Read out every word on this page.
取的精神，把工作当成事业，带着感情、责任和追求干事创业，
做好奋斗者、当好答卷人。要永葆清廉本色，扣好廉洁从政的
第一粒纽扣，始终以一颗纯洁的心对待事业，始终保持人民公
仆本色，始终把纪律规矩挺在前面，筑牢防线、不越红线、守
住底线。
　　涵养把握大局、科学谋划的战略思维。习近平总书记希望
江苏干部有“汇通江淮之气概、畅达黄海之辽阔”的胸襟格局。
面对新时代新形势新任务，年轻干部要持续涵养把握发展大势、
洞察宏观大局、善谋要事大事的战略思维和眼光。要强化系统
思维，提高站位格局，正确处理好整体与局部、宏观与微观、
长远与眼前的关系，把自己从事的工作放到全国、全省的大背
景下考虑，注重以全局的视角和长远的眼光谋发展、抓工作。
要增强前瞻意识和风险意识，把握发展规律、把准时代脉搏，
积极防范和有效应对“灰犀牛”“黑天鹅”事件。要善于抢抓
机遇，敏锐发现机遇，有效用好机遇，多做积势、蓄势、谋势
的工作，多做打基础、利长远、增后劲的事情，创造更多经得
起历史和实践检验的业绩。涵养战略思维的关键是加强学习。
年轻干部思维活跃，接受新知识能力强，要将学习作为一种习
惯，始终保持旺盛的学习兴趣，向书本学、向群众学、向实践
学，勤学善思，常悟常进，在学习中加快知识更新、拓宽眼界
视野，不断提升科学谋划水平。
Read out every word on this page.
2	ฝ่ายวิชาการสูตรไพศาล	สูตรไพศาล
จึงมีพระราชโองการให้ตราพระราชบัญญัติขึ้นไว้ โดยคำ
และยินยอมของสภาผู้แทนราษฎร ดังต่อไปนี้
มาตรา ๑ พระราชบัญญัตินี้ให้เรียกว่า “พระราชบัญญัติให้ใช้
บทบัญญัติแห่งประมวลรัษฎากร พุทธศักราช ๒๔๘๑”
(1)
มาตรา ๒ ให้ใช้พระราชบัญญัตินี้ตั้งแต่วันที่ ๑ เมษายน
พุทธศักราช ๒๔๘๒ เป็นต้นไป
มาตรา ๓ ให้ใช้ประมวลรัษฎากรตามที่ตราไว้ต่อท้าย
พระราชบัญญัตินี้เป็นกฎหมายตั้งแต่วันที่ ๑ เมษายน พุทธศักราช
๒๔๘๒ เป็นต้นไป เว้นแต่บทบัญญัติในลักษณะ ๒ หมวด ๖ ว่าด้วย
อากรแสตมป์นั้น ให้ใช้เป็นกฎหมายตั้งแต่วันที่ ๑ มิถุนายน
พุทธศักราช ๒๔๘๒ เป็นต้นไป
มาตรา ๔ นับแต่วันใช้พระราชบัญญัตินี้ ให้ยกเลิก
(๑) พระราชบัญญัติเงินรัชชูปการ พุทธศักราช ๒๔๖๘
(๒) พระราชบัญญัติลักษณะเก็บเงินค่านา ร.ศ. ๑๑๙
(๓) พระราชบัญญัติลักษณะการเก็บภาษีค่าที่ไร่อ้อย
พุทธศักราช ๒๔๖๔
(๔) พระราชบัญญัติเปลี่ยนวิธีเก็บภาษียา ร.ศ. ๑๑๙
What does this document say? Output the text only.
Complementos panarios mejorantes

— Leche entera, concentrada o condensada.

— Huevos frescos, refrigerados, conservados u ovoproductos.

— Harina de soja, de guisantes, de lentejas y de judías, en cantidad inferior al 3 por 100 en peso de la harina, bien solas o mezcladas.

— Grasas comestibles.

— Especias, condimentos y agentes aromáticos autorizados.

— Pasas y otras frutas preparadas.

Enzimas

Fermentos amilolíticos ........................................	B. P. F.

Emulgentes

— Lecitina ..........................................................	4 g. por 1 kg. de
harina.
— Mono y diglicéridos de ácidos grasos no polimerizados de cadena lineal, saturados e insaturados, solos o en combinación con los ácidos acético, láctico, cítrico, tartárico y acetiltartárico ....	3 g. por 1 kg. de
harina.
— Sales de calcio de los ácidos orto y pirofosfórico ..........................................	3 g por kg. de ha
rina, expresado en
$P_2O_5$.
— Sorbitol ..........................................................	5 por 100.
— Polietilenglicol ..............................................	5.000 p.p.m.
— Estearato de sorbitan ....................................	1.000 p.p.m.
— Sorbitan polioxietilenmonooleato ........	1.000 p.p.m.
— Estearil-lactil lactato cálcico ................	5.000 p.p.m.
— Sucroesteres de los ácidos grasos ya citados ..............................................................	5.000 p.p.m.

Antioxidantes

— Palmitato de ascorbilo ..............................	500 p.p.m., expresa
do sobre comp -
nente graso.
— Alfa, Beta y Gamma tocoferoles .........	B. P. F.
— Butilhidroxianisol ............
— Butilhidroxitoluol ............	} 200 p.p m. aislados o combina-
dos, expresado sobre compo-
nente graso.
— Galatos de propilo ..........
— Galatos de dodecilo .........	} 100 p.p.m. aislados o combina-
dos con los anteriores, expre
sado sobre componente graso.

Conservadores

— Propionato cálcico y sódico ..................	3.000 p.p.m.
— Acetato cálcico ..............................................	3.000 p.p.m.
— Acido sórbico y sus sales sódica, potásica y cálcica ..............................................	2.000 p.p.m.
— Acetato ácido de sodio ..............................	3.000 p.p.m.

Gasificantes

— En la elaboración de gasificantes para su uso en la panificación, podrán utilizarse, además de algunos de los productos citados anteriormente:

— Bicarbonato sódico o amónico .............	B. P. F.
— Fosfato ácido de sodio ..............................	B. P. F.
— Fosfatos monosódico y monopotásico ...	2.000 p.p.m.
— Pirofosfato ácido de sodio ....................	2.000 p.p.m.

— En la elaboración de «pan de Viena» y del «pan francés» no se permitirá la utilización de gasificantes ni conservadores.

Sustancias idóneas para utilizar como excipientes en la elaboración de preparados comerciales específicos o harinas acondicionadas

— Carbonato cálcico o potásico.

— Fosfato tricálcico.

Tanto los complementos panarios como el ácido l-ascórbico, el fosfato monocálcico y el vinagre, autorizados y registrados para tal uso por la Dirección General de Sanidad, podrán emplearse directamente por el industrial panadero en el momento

-*-

**PROBLEM**:
Make a verbatim copy of every entry shown above.

**RESPONSE TO THIS EXERCISE**:
Read out every word on this page.
取的精神，把工作当成事业，带着感情、责任和追求干事创业，
做好奋斗者、当好答卷人。要永葆清廉本色，扣好廉洁从政的
第一粒纽扣，始终以一颗纯洁的心对待事业，始终保持人民公
仆本色，始终把纪律规矩挺在前面，筑牢防线、不越红线、守
住底线。
　　涵养把握大局、科学谋划的战略思维。习近平总书记希望
江苏干部有“汇通江淮之气概、畅达黄海之辽阔”的胸襟格局。
面对新时代新形势新任务，年轻干部要持续涵养把握发展大势、
洞察宏观大局、善谋要事大事的战略思维和眼光。要强化系统
思维，提高站位格局，正确处理好整体与局部、宏观与微观、
长远与眼前的关系，把自己从事的工作放到全国、全省的大背
景下考虑，注重以全局的视角和长远的眼光谋发展、抓工作。
要增强前瞻意识和风险意识，把握发展规律、把准时代脉搏，
积极防范和有效应对“灰犀牛”“黑天鹅”事件。要善于抢抓
机遇，敏锐发现机遇，有效用好机遇，多做积势、蓄势、谋势
的工作，多做打基础、利长远、增后劲的事情，创造更多经得
起历史和实践检验的业绩。涵养战略思维的关键是加强学习。
年轻干部思维活跃，接受新知识能力强，要将学习作为一种习
惯，始终保持旺盛的学习兴趣，向书本学、向群众学、向实践
学，勤学善思，常悟常进，在学习中加快知识更新、拓宽眼界
视野，不断提升科学谋划水平。
Read out every word on this page.
2	ฝ่ายวิชาการสูตรไพศาล	สูตรไพศาล
จึงมีพระราชโองการให้ตราพระราชบัญญัติขึ้นไว้ โดยคำ
และยินยอมของสภาผู้แทนราษฎร ดังต่อไปนี้
มาตรา ๑ พระราชบัญญัตินี้ให้เรียกว่า “พระราชบัญญัติให้ใช้
บทบัญญัติแห่งประมวลรัษฎากร พุทธศักราช ๒๔๘๑”
(1)
มาตรา ๒ ให้ใช้พระราชบัญญัตินี้ตั้งแต่วันที่ ๑ เมษายน
พุทธศักราช ๒๔๘๒ เป็นต้นไป
มาตรา ๓ ให้ใช้ประมวลรัษฎากรตามที่ตราไว้ต่อท้าย
พระราชบัญญัตินี้เป็นกฎหมายตั้งแต่วันที่ ๑ เมษายน พุทธศักราช
๒๔๘๒ เป็นต้นไป เว้นแต่บทบัญญัติในลักษณะ ๒ หมวด ๖ ว่าด้วย
อากรแสตมป์นั้น ให้ใช้เป็นกฎหมายตั้งแต่วันที่ ๑ มิถุนายน
พุทธศักราช ๒๔๘๒ เป็นต้นไป
มาตรา ๔ นับแต่วันใช้พระราชบัญญัตินี้ ให้ยกเลิก
(๑) พระราชบัญญัติเงินรัชชูปการ พุทธศักราช ๒๔๖๘
(๒) พระราชบัญญัติลักษณะเก็บเงินค่านา ร.ศ. ๑๑๙
(๓) พระราชบัญญัติลักษณะการเก็บภาษีค่าที่ไร่อ้อย
พุทธศักราช ๒๔๖๔
(๔) พระราชบัญญัติเปลี่ยนวิธีเก็บภาษียา ร.ศ. ๑๑๙
What does this document say? Output the text only.
Complementos panarios mejorantes

— Leche entera, concentrada o condensada.

— Huevos frescos, refrigerados, conservados u ovoproductos.

— Harina de soja, de guisantes, de lentejas y de judías, en cantidad inferior al 3 por 100 en peso de la harina, bien solas o mezcladas.

— Grasas comestibles.

— Especias, condimentos y agentes aromáticos autorizados.

— Pasas y otras frutas preparadas.

Enzimas

Fermentos amilolíticos ........................................	B. P. F.

Emulgentes

— Lecitina ..........................................................	4 g. por 1 kg. de
harina.
— Mono y diglicéridos de ácidos grasos no polimerizados de cadena lineal, saturados e insaturados, solos o en combinación con los ácidos acético, láctico, cítrico, tartárico y acetiltartárico ....	3 g. por 1 kg. de
harina.
— Sales de calcio de los ácidos orto y pirofosfórico ..........................................	3 g por kg. de ha
rina, expresado en
$P_2O_5$.
— Sorbitol ..........................................................	5 por 100.
— Polietilenglicol ..............................................	5.000 p.p.m.
— Estearato de sorbitan ....................................	1.000 p.p.m.
— Sorbitan polioxietilenmonooleato ........	1.000 p.p.m.
— Estearil-lactil lactato cálcico ................	5.000 p.p.m.
— Sucroesteres de los ácidos grasos ya citados ..............................................................	5.000 p.p.m.

Antioxidantes

— Palmitato de ascorbilo ..............................	500 p.p.m., expresa
do sobre comp -
nente graso.
— Alfa, Beta y Gamma tocoferoles .........	B. P. F.
— Butilhidroxianisol ............
— Butilhidroxitoluol ............	} 200 p.p m. aislados o combina-
dos, expresado sobre compo-
nente graso.
— Galatos de propilo ..........
— Galatos de dodecilo .........	} 100 p.p.m. aislados o combina-
dos con los anteriores, expre
sado sobre componente graso.

Conservadores

— Propionato cálcico y sódico ..................	3.000 p.p.m.
— Acetato cálcico ..............................................	3.000 p.p.m.
— Acido sórbico y sus sales sódica, potásica y cálcica ..............................................	2.000 p.p.m.
— Acetato ácido de sodio ..............................	3.000 p.p.m.

Gasificantes

— En la elaboración de gasificantes para su uso en la panificación, podrán utilizarse, además de algunos de los productos citados anteriormente:

— Bicarbonato sódico o amónico .............	B. P. F.
— Fosfato ácido de sodio ..............................	B. P. F.
— Fosfatos monosódico y monopotásico ...	2.000 p.p.m.
— Pirofosfato ácido de sodio ....................	2.000 p.p.m.

— En la elaboración de «pan de Viena» y del «pan francés» no se permitirá la utilización de gasificantes ni conservadores.

Sustancias idóneas para utilizar como excipientes en la elaboración de preparados comerciales específicos o harinas acondicionadas

— Carbonato cálcico o potásico.

— Fosfato tricálcico.

Tanto los complementos panarios como el ácido l-ascórbico, el fosfato monocálcico y el vinagre, autorizados y registrados para tal uso por la Dirección General de Sanidad, podrán emplearse directamente por el industrial panadero en el momento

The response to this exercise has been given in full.